== What to produce ==
Present the data once more in exactly its original form.

== Records for the exercise ==

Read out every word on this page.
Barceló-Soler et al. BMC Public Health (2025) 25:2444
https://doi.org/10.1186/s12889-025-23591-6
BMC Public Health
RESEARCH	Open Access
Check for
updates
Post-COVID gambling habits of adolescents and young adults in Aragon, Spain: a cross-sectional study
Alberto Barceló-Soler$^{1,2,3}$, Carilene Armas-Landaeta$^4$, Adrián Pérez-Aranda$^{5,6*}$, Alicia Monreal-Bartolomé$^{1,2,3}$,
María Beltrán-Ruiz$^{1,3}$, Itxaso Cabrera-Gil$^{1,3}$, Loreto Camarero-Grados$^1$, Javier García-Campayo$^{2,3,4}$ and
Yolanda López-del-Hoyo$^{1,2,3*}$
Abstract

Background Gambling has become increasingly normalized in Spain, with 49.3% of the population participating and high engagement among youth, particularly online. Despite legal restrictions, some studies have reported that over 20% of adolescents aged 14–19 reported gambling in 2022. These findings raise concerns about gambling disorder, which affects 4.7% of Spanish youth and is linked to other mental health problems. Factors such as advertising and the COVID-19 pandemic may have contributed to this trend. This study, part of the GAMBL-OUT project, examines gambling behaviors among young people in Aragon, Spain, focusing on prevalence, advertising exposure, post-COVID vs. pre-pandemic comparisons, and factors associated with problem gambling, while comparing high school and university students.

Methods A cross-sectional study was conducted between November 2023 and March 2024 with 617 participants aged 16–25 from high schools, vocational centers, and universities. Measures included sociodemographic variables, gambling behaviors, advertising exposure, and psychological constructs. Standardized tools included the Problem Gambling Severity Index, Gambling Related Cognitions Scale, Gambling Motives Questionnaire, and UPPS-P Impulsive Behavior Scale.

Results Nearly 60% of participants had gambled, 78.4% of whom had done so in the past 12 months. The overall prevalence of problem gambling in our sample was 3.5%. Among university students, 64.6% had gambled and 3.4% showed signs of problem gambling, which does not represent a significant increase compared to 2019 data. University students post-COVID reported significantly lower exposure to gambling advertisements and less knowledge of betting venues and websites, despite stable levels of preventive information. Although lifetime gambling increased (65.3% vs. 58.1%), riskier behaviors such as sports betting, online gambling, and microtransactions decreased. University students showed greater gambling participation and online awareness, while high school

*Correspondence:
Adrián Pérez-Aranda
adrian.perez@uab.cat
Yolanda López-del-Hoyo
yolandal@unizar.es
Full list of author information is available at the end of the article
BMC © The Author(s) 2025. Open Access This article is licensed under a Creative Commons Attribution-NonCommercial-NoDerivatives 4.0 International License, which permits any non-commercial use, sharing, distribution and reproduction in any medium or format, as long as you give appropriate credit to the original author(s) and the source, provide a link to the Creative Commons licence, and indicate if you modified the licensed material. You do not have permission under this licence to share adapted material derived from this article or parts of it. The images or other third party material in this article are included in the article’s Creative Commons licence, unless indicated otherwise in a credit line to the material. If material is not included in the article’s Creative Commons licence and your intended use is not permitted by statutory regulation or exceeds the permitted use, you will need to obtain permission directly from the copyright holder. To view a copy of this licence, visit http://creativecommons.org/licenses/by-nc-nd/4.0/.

== Correct answer ==
Read out every word on this page.
Barceló-Soler et al. BMC Public Health (2025) 25:2444
https://doi.org/10.1186/s12889-025-23591-6
BMC Public Health
RESEARCH	Open Access
Check for
updates
Post-COVID gambling habits of adolescents and young adults in Aragon, Spain: a cross-sectional study
Alberto Barceló-Soler$^{1,2,3}$, Carilene Armas-Landaeta$^4$, Adrián Pérez-Aranda$^{5,6*}$, Alicia Monreal-Bartolomé$^{1,2,3}$,
María Beltrán-Ruiz$^{1,3}$, Itxaso Cabrera-Gil$^{1,3}$, Loreto Camarero-Grados$^1$, Javier García-Campayo$^{2,3,4}$ and
Yolanda López-del-Hoyo$^{1,2,3*}$
Abstract

Background Gambling has become increasingly normalized in Spain, with 49.3% of the population participating and high engagement among youth, particularly online. Despite legal restrictions, some studies have reported that over 20% of adolescents aged 14–19 reported gambling in 2022. These findings raise concerns about gambling disorder, which affects 4.7% of Spanish youth and is linked to other mental health problems. Factors such as advertising and the COVID-19 pandemic may have contributed to this trend. This study, part of the GAMBL-OUT project, examines gambling behaviors among young people in Aragon, Spain, focusing on prevalence, advertising exposure, post-COVID vs. pre-pandemic comparisons, and factors associated with problem gambling, while comparing high school and university students.

Methods A cross-sectional study was conducted between November 2023 and March 2024 with 617 participants aged 16–25 from high schools, vocational centers, and universities. Measures included sociodemographic variables, gambling behaviors, advertising exposure, and psychological constructs. Standardized tools included the Problem Gambling Severity Index, Gambling Related Cognitions Scale, Gambling Motives Questionnaire, and UPPS-P Impulsive Behavior Scale.

Results Nearly 60% of participants had gambled, 78.4% of whom had done so in the past 12 months. The overall prevalence of problem gambling in our sample was 3.5%. Among university students, 64.6% had gambled and 3.4% showed signs of problem gambling, which does not represent a significant increase compared to 2019 data. University students post-COVID reported significantly lower exposure to gambling advertisements and less knowledge of betting venues and websites, despite stable levels of preventive information. Although lifetime gambling increased (65.3% vs. 58.1%), riskier behaviors such as sports betting, online gambling, and microtransactions decreased. University students showed greater gambling participation and online awareness, while high school

*Correspondence:
Adrián Pérez-Aranda
adrian.perez@uab.cat
Yolanda López-del-Hoyo
yolandal@unizar.es
Full list of author information is available at the end of the article
BMC © The Author(s) 2025. Open Access This article is licensed under a Creative Commons Attribution-NonCommercial-NoDerivatives 4.0 International License, which permits any non-commercial use, sharing, distribution and reproduction in any medium or format, as long as you give appropriate credit to the original author(s) and the source, provide a link to the Creative Commons licence, and indicate if you modified the licensed material. You do not have permission under this licence to share adapted material derived from this article or parts of it. The images or other third party material in this article are included in the article’s Creative Commons licence, unless indicated otherwise in a credit line to the material. If material is not included in the article’s Creative Commons licence and your intended use is not permitted by statutory regulation or exceeds the permitted use, you will need to obtain permission directly from the copyright holder. To view a copy of this licence, visit http://creativecommons.org/licenses/by-nc-nd/4.0/.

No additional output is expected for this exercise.